» Given task
Quote the line containing "Read all visible content and emit it as JSON." and all lines that follow it in the listing below, exactly as written.

» Dataset entries
----------------------------------------

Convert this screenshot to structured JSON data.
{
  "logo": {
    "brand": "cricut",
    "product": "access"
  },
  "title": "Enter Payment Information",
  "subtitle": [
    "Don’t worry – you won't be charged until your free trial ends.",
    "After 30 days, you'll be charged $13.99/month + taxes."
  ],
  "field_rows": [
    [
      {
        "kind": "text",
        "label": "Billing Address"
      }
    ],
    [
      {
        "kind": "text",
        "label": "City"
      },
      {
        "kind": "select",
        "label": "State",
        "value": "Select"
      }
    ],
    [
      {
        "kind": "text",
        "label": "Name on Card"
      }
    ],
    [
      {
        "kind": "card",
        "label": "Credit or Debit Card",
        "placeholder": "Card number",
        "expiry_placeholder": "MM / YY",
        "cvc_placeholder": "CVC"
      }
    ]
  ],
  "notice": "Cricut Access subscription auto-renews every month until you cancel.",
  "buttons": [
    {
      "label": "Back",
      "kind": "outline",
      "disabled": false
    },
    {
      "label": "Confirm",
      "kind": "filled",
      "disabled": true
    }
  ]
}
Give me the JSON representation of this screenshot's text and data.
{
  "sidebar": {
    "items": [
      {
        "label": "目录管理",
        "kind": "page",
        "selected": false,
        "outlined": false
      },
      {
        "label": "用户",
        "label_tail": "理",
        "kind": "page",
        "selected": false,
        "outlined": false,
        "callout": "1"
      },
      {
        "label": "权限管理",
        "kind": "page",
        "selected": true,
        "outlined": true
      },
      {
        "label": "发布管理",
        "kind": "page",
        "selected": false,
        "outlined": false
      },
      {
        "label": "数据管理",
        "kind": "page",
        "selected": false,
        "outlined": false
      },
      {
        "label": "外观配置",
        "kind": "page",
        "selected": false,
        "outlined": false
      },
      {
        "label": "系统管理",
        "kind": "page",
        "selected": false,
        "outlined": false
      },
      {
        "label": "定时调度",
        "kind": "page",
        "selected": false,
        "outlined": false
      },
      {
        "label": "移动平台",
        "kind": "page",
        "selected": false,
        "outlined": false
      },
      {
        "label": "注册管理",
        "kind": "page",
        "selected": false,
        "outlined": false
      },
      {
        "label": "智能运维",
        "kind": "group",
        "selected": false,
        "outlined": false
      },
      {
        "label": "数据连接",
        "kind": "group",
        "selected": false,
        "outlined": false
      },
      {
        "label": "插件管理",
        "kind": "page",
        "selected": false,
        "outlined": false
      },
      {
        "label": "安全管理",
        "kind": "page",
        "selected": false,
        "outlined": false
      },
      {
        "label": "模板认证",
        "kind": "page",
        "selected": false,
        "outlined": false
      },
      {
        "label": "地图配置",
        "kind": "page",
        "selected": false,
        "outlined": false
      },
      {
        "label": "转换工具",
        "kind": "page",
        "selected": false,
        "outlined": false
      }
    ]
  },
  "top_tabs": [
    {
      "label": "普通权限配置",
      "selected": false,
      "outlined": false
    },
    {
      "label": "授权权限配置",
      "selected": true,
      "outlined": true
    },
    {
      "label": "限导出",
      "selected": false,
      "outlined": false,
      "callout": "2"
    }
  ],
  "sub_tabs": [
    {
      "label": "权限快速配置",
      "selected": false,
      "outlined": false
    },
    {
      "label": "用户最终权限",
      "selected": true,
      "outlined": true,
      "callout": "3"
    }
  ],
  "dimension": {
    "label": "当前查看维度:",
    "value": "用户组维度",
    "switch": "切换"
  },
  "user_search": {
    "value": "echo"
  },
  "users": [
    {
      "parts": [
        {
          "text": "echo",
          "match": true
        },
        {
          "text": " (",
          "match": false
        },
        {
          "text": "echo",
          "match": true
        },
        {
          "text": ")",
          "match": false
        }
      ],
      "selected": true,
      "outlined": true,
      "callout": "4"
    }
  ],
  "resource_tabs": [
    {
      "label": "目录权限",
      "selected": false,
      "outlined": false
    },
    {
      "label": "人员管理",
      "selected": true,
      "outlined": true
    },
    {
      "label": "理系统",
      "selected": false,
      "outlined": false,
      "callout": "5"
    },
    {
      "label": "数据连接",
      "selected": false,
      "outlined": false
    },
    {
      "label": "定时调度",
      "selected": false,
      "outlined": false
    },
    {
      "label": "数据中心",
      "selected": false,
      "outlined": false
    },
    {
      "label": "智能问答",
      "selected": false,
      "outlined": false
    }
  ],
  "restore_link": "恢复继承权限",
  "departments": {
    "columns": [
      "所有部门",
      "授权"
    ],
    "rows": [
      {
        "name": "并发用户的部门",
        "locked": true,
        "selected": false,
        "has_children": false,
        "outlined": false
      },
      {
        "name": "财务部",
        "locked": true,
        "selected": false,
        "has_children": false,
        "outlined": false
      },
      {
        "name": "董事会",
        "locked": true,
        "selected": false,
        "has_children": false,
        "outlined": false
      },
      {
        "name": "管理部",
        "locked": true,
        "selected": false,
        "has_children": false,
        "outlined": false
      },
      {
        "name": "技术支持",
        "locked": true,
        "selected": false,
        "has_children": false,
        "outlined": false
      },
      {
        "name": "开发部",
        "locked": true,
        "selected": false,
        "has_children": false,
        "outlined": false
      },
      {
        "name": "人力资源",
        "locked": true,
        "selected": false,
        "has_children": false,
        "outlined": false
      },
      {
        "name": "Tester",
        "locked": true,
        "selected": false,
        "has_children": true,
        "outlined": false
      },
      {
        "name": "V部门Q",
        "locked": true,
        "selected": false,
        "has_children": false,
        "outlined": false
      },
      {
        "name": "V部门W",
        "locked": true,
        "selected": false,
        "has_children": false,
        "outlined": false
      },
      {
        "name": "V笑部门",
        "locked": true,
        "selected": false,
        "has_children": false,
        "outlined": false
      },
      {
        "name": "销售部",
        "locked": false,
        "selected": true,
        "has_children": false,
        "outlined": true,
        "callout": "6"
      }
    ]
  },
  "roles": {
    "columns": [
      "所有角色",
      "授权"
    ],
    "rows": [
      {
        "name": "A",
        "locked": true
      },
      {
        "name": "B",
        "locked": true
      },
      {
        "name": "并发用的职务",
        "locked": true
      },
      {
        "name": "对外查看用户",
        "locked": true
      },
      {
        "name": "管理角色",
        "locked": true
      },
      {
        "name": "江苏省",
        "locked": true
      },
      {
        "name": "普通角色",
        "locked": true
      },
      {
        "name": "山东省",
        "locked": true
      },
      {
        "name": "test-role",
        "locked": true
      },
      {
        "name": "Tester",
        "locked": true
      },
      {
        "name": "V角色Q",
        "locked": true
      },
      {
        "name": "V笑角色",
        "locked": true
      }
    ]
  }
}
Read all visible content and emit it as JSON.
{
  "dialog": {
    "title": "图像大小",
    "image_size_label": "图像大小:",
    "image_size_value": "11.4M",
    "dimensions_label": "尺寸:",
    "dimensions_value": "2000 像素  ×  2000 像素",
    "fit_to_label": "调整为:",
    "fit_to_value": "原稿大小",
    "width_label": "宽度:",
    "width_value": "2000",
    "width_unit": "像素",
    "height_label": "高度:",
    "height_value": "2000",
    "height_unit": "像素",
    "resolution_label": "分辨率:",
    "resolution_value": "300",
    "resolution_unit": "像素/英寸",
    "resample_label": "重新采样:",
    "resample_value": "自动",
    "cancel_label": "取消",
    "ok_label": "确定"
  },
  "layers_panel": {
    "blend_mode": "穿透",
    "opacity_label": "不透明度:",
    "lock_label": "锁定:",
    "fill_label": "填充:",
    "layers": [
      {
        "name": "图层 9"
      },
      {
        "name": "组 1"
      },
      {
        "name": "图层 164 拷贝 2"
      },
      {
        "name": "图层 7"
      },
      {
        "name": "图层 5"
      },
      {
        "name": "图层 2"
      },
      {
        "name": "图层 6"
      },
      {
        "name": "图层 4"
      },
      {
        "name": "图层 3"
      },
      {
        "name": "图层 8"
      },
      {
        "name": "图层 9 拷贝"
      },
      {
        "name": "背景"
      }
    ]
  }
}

----------------------------------------

» Task result
Read all visible content and emit it as JSON.
{
  "dialog": {
    "title": "图像大小",
    "image_size_label": "图像大小:",
    "image_size_value": "11.4M",
    "dimensions_label": "尺寸:",
    "dimensions_value": "2000 像素  ×  2000 像素",
    "fit_to_label": "调整为:",
    "fit_to_value": "原稿大小",
    "width_label": "宽度:",
    "width_value": "2000",
    "width_unit": "像素",
    "height_label": "高度:",
    "height_value": "2000",
    "height_unit": "像素",
    "resolution_label": "分辨率:",
    "resolution_value": "300",
    "resolution_unit": "像素/英寸",
    "resample_label": "重新采样:",
    "resample_value": "自动",
    "cancel_label": "取消",
    "ok_label": "确定"
  },
  "layers_panel": {
    "blend_mode": "穿透",
    "opacity_label": "不透明度:",
    "lock_label": "锁定:",
    "fill_label": "填充:",
    "layers": [
      {
        "name": "图层 9"
      },
      {
        "name": "组 1"
      },
      {
        "name": "图层 164 拷贝 2"
      },
      {
        "name": "图层 7"
      },
      {
        "name": "图层 5"
      },
      {
        "name": "图层 2"
      },
      {
        "name": "图层 6"
      },
      {
        "name": "图层 4"
      },
      {
        "name": "图层 3"
      },
      {
        "name": "图层 8"
      },
      {
        "name": "图层 9 拷贝"
      },
      {
        "name": "背景"
      }
    ]
  }
}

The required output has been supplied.